REQUIRED WORK
Quote the listing below in its entirety.

STORED DATA
========

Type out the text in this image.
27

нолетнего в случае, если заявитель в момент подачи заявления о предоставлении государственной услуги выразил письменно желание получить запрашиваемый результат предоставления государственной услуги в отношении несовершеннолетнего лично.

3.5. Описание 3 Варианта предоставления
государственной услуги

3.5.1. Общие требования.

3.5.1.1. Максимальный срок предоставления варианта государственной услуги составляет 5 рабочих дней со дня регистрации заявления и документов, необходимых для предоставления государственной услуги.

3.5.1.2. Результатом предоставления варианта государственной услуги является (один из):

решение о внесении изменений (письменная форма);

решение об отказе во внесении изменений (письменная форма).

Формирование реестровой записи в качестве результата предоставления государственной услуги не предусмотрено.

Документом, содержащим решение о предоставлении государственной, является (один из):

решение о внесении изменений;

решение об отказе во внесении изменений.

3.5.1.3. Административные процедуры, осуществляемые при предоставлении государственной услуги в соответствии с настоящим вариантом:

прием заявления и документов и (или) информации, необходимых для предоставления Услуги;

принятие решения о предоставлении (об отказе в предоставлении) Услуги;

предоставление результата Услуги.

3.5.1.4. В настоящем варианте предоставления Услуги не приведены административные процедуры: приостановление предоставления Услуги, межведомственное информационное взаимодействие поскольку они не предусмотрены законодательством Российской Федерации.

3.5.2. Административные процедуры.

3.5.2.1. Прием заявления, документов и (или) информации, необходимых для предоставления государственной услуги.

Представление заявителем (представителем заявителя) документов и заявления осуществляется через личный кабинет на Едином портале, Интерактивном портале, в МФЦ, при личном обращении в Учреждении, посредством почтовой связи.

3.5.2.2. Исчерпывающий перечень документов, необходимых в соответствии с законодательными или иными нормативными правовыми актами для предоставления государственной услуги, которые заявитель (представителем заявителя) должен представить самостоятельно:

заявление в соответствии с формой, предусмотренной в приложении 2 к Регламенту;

========

PROBLEM SOLUTION
Type out the text in this image.
27

нолетнего в случае, если заявитель в момент подачи заявления о предоставлении государственной услуги выразил письменно желание получить запрашиваемый результат предоставления государственной услуги в отношении несовершеннолетнего лично.

3.5. Описание 3 Варианта предоставления
государственной услуги

3.5.1. Общие требования.

3.5.1.1. Максимальный срок предоставления варианта государственной услуги составляет 5 рабочих дней со дня регистрации заявления и документов, необходимых для предоставления государственной услуги.

3.5.1.2. Результатом предоставления варианта государственной услуги является (один из):

решение о внесении изменений (письменная форма);

решение об отказе во внесении изменений (письменная форма).

Формирование реестровой записи в качестве результата предоставления государственной услуги не предусмотрено.

Документом, содержащим решение о предоставлении государственной, является (один из):

решение о внесении изменений;

решение об отказе во внесении изменений.

3.5.1.3. Административные процедуры, осуществляемые при предоставлении государственной услуги в соответствии с настоящим вариантом:

прием заявления и документов и (или) информации, необходимых для предоставления Услуги;

принятие решения о предоставлении (об отказе в предоставлении) Услуги;

предоставление результата Услуги.

3.5.1.4. В настоящем варианте предоставления Услуги не приведены административные процедуры: приостановление предоставления Услуги, межведомственное информационное взаимодействие поскольку они не предусмотрены законодательством Российской Федерации.

3.5.2. Административные процедуры.

3.5.2.1. Прием заявления, документов и (или) информации, необходимых для предоставления государственной услуги.

Представление заявителем (представителем заявителя) документов и заявления осуществляется через личный кабинет на Едином портале, Интерактивном портале, в МФЦ, при личном обращении в Учреждении, посредством почтовой связи.

3.5.2.2. Исчерпывающий перечень документов, необходимых в соответствии с законодательными или иными нормативными правовыми актами для предоставления государственной услуги, которые заявитель (представителем заявителя) должен представить самостоятельно:

заявление в соответствии с формой, предусмотренной в приложении 2 к Регламенту;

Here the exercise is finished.